[start]
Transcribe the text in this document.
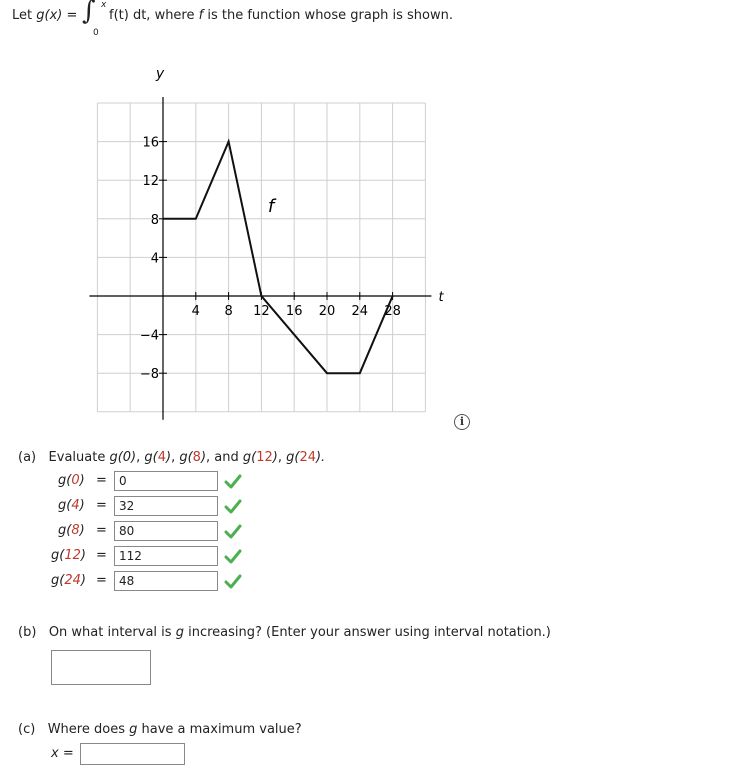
Let g(x) = ∫ x
0
f(t) dt, where f is the function whose graph is shown.
4 8 12 16 20 24 28
16
12
8
4
−4
−8
y
t
f
i
(a) Evaluate g(0), g(4), g(8), and g(12), g(24).
g(0) =	0
g(4) =	32
g(8) =	80
g(12) =	112
g(24) =	48
(b) On what interval is g increasing? (Enter your answer using interval notation.)
(c) Where does g have a maximum value?
x =
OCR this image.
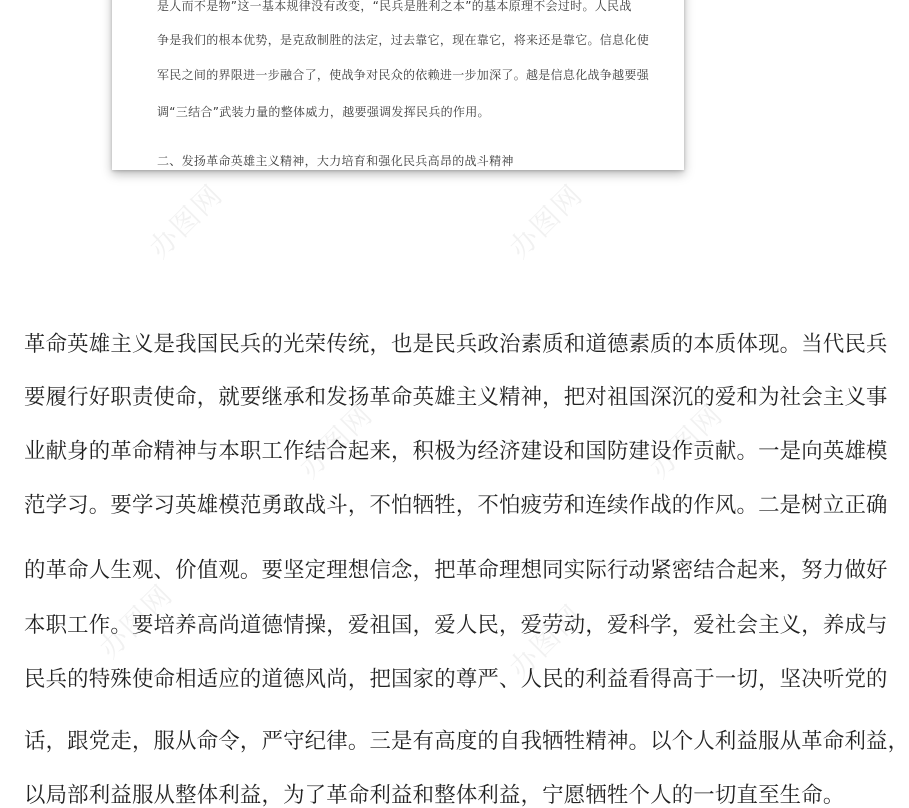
办图网	办图网
办图网	办图网
办图网	办图网
是人而不是物”这一基本规律没有改变，“民兵是胜利之本”的基本原理不会过时。人民战
争是我们的根本优势，是克敌制胜的法定，过去靠它，现在靠它，将来还是靠它。信息化使
军民之间的界限进一步融合了，使战争对民众的依赖进一步加深了。越是信息化战争越要强
调“三结合”武装力量的整体威力，越要强调发挥民兵的作用。
二、发扬革命英雄主义精神，大力培育和强化民兵高昂的战斗精神
革命英雄主义是我国民兵的光荣传统，也是民兵政治素质和道德素质的本质体现。当代民兵
要履行好职责使命，就要继承和发扬革命英雄主义精神，把对祖国深沉的爱和为社会主义事
业献身的革命精神与本职工作结合起来，积极为经济建设和国防建设作贡献。一是向英雄模
范学习。要学习英雄模范勇敢战斗，不怕牺牲，不怕疲劳和连续作战的作风。二是树立正确
的革命人生观、价值观。要坚定理想信念，把革命理想同实际行动紧密结合起来，努力做好
本职工作。要培养高尚道德情操，爱祖国，爱人民，爱劳动，爱科学，爱社会主义，养成与
民兵的特殊使命相适应的道德风尚，把国家的尊严、人民的利益看得高于一切，坚决听党的
话，跟党走，服从命令，严守纪律。三是有高度的自我牺牲精神。以个人利益服从革命利益，
以局部利益服从整体利益，为了革命利益和整体利益，宁愿牺牲个人的一切直至生命。
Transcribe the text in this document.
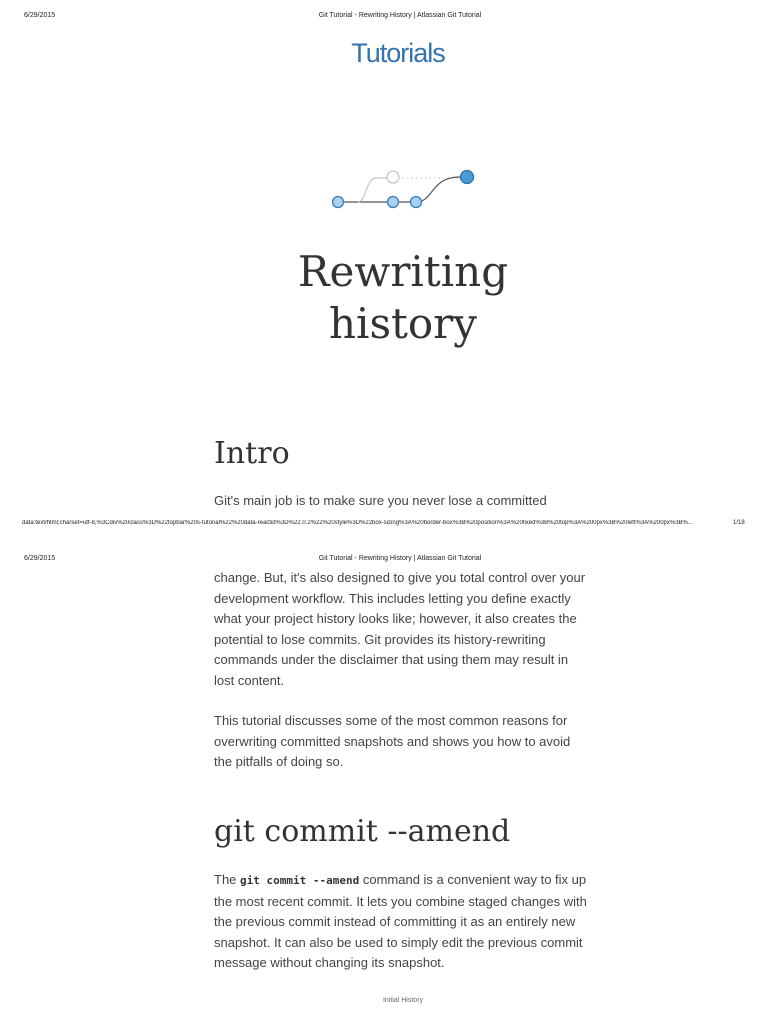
6/29/2015	Git Tutorial - Rewriting History | Atlassian Git Tutorial
Tutorials
Rewriting
history
Intro

Git's main job is to make sure you never lose a committed

data:text/html;charset=utf-8,%3Cdiv%20class%3D%22topbar%20s-tutorial%22%20data-reactid%3D%22.0.2%22%20style%3D%22box-sizing%3A%20border-box%3B%20position%3A%20fixed%3B%20top%3A%200px%3B%20left%3A%200px%3B%...	1/18
6/29/2015	Git Tutorial - Rewriting History | Atlassian Git Tutorial

change. But, it's also designed to give you total control over your
development workflow. This includes letting you define exactly
what your project history looks like; however, it also creates the
potential to lose commits. Git provides its history-rewriting
commands under the disclaimer that using them may result in
lost content.

This tutorial discusses some of the most common reasons for
overwriting committed snapshots and shows you how to avoid
the pitfalls of doing so.

git commit --amend

The git commit --amend command is a convenient way to fix up
the most recent commit. It lets you combine staged changes with
the previous commit instead of committing it as an entirely new
snapshot. It can also be used to simply edit the previous commit
message without changing its snapshot.

Initial History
[end]
**PROBLEM TO WORK ON**
Transcribe every record above exactly as written, leaving out any pictures.

**EXERCISE SOLUTION**
Transcribe the text in this document.
Let g(x) = ∫ x
0
f(t) dt, where f is the function whose graph is shown.
4 8 12 16 20 24 28
16
12
8
4
−4
−8
y
t
f
i
(a) Evaluate g(0), g(4), g(8), and g(12), g(24).
g(0) =	0
g(4) =	32
g(8) =	80
g(12) =	112
g(24) =	48
(b) On what interval is g increasing? (Enter your answer using interval notation.)
(c) Where does g have a maximum value?
x =
OCR this image.
办图网	办图网
办图网	办图网
办图网	办图网
是人而不是物”这一基本规律没有改变，“民兵是胜利之本”的基本原理不会过时。人民战
争是我们的根本优势，是克敌制胜的法定，过去靠它，现在靠它，将来还是靠它。信息化使
军民之间的界限进一步融合了，使战争对民众的依赖进一步加深了。越是信息化战争越要强
调“三结合”武装力量的整体威力，越要强调发挥民兵的作用。
二、发扬革命英雄主义精神，大力培育和强化民兵高昂的战斗精神
革命英雄主义是我国民兵的光荣传统，也是民兵政治素质和道德素质的本质体现。当代民兵
要履行好职责使命，就要继承和发扬革命英雄主义精神，把对祖国深沉的爱和为社会主义事
业献身的革命精神与本职工作结合起来，积极为经济建设和国防建设作贡献。一是向英雄模
范学习。要学习英雄模范勇敢战斗，不怕牺牲，不怕疲劳和连续作战的作风。二是树立正确
的革命人生观、价值观。要坚定理想信念，把革命理想同实际行动紧密结合起来，努力做好
本职工作。要培养高尚道德情操，爱祖国，爱人民，爱劳动，爱科学，爱社会主义，养成与
民兵的特殊使命相适应的道德风尚，把国家的尊严、人民的利益看得高于一切，坚决听党的
话，跟党走，服从命令，严守纪律。三是有高度的自我牺牲精神。以个人利益服从革命利益，
以局部利益服从整体利益，为了革命利益和整体利益，宁愿牺牲个人的一切直至生命。
Transcribe the text in this document.
6/29/2015	Git Tutorial - Rewriting History | Atlassian Git Tutorial
Tutorials
Rewriting
history
Intro

Git's main job is to make sure you never lose a committed

data:text/html;charset=utf-8,%3Cdiv%20class%3D%22topbar%20s-tutorial%22%20data-reactid%3D%22.0.2%22%20style%3D%22box-sizing%3A%20border-box%3B%20position%3A%20fixed%3B%20top%3A%200px%3B%20left%3A%200px%3B%...	1/18
6/29/2015	Git Tutorial - Rewriting History | Atlassian Git Tutorial

change. But, it's also designed to give you total control over your
development workflow. This includes letting you define exactly
what your project history looks like; however, it also creates the
potential to lose commits. Git provides its history-rewriting
commands under the disclaimer that using them may result in
lost content.

This tutorial discusses some of the most common reasons for
overwriting committed snapshots and shows you how to avoid
the pitfalls of doing so.

git commit --amend

The git commit --amend command is a convenient way to fix up
the most recent commit. It lets you combine staged changes with
the previous commit instead of committing it as an entirely new
snapshot. It can also be used to simply edit the previous commit
message without changing its snapshot.

Initial History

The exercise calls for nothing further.